TASK REQUIREMENTS: Copy out every record below, word for word.

MATERIAL SHOWN:
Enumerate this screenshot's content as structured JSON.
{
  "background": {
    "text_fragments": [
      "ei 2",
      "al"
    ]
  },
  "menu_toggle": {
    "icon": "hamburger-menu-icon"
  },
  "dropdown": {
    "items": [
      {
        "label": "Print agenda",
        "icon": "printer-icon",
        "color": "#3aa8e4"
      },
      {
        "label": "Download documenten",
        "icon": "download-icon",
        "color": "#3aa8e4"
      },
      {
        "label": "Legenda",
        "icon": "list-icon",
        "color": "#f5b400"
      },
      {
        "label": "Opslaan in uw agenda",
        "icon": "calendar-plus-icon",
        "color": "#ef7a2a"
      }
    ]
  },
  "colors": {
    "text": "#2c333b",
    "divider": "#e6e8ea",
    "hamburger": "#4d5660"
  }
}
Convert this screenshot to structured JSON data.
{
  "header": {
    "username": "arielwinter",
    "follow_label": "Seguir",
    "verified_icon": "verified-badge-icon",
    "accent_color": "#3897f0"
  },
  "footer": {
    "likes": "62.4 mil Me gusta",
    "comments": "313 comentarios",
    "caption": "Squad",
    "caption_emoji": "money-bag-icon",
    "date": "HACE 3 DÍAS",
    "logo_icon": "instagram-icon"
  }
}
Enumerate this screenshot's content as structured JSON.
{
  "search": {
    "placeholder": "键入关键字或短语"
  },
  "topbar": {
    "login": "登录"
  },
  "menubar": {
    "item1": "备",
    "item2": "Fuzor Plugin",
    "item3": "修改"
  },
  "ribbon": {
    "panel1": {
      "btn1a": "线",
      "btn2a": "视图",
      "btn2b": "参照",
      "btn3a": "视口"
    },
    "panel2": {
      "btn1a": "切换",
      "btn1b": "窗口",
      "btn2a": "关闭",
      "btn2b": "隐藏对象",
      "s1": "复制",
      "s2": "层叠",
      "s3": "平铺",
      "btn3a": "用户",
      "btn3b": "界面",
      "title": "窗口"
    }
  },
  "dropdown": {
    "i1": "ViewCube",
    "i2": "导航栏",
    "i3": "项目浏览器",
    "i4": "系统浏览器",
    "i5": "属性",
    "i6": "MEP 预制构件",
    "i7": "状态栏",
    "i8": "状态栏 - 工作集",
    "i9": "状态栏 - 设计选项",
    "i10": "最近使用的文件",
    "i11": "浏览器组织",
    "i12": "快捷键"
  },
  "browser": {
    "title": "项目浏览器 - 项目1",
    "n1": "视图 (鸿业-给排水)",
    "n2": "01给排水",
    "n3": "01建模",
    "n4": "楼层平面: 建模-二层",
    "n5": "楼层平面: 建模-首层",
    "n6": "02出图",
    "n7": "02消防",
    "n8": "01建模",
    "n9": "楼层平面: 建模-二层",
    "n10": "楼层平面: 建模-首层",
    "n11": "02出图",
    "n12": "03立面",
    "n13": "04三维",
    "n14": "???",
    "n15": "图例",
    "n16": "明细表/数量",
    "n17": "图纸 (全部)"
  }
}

THE ANSWER:
Enumerate this screenshot's content as structured JSON.
{
  "background": {
    "text_fragments": [
      "ei 2",
      "al"
    ]
  },
  "menu_toggle": {
    "icon": "hamburger-menu-icon"
  },
  "dropdown": {
    "items": [
      {
        "label": "Print agenda",
        "icon": "printer-icon",
        "color": "#3aa8e4"
      },
      {
        "label": "Download documenten",
        "icon": "download-icon",
        "color": "#3aa8e4"
      },
      {
        "label": "Legenda",
        "icon": "list-icon",
        "color": "#f5b400"
      },
      {
        "label": "Opslaan in uw agenda",
        "icon": "calendar-plus-icon",
        "color": "#ef7a2a"
      }
    ]
  },
  "colors": {
    "text": "#2c333b",
    "divider": "#e6e8ea",
    "hamburger": "#4d5660"
  }
}
Convert this screenshot to structured JSON data.
{
  "header": {
    "username": "arielwinter",
    "follow_label": "Seguir",
    "verified_icon": "verified-badge-icon",
    "accent_color": "#3897f0"
  },
  "footer": {
    "likes": "62.4 mil Me gusta",
    "comments": "313 comentarios",
    "caption": "Squad",
    "caption_emoji": "money-bag-icon",
    "date": "HACE 3 DÍAS",
    "logo_icon": "instagram-icon"
  }
}
Enumerate this screenshot's content as structured JSON.
{
  "search": {
    "placeholder": "键入关键字或短语"
  },
  "topbar": {
    "login": "登录"
  },
  "menubar": {
    "item1": "备",
    "item2": "Fuzor Plugin",
    "item3": "修改"
  },
  "ribbon": {
    "panel1": {
      "btn1a": "线",
      "btn2a": "视图",
      "btn2b": "参照",
      "btn3a": "视口"
    },
    "panel2": {
      "btn1a": "切换",
      "btn1b": "窗口",
      "btn2a": "关闭",
      "btn2b": "隐藏对象",
      "s1": "复制",
      "s2": "层叠",
      "s3": "平铺",
      "btn3a": "用户",
      "btn3b": "界面",
      "title": "窗口"
    }
  },
  "dropdown": {
    "i1": "ViewCube",
    "i2": "导航栏",
    "i3": "项目浏览器",
    "i4": "系统浏览器",
    "i5": "属性",
    "i6": "MEP 预制构件",
    "i7": "状态栏",
    "i8": "状态栏 - 工作集",
    "i9": "状态栏 - 设计选项",
    "i10": "最近使用的文件",
    "i11": "浏览器组织",
    "i12": "快捷键"
  },
  "browser": {
    "title": "项目浏览器 - 项目1",
    "n1": "视图 (鸿业-给排水)",
    "n2": "01给排水",
    "n3": "01建模",
    "n4": "楼层平面: 建模-二层",
    "n5": "楼层平面: 建模-首层",
    "n6": "02出图",
    "n7": "02消防",
    "n8": "01建模",
    "n9": "楼层平面: 建模-二层",
    "n10": "楼层平面: 建模-首层",
    "n11": "02出图",
    "n12": "03立面",
    "n13": "04三维",
    "n14": "???",
    "n15": "图例",
    "n16": "明细表/数量",
    "n17": "图纸 (全部)"
  }
}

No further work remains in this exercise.